#### [Work instructions]
Your task is to transcribe the data in full.

-- Start of Given records --

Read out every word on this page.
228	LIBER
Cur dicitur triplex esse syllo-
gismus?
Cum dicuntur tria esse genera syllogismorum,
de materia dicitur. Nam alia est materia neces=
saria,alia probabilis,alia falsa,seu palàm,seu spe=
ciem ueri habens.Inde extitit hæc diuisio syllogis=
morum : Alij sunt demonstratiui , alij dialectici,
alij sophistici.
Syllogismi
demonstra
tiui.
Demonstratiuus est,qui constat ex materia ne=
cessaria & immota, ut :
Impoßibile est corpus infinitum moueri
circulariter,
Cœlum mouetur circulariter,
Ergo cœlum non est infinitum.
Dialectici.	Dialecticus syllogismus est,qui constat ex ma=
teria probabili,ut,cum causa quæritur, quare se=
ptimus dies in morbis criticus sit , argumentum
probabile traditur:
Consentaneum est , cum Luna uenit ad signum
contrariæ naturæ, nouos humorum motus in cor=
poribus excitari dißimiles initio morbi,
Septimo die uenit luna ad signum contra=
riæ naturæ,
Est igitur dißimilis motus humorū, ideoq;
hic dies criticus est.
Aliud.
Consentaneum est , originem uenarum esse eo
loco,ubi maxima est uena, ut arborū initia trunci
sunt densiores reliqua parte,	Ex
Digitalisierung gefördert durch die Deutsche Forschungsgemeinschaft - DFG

-- End of Given records --

#### [Complete answer]
Read out every word on this page.
228	LIBER
Cur dicitur triplex esse syllo-
gismus?
Cum dicuntur tria esse genera syllogismorum,
de materia dicitur. Nam alia est materia neces=
saria,alia probabilis,alia falsa,seu palàm,seu spe=
ciem ueri habens.Inde extitit hæc diuisio syllogis=
morum : Alij sunt demonstratiui , alij dialectici,
alij sophistici.
Syllogismi
demonstra
tiui.
Demonstratiuus est,qui constat ex materia ne=
cessaria & immota, ut :
Impoßibile est corpus infinitum moueri
circulariter,
Cœlum mouetur circulariter,
Ergo cœlum non est infinitum.
Dialectici.	Dialecticus syllogismus est,qui constat ex ma=
teria probabili,ut,cum causa quæritur, quare se=
ptimus dies in morbis criticus sit , argumentum
probabile traditur:
Consentaneum est , cum Luna uenit ad signum
contrariæ naturæ, nouos humorum motus in cor=
poribus excitari dißimiles initio morbi,
Septimo die uenit luna ad signum contra=
riæ naturæ,
Est igitur dißimilis motus humorū, ideoq;
hic dies criticus est.
Aliud.
Consentaneum est , originem uenarum esse eo
loco,ubi maxima est uena, ut arborū initia trunci
sunt densiores reliqua parte,	Ex
Digitalisierung gefördert durch die Deutsche Forschungsgemeinschaft - DFG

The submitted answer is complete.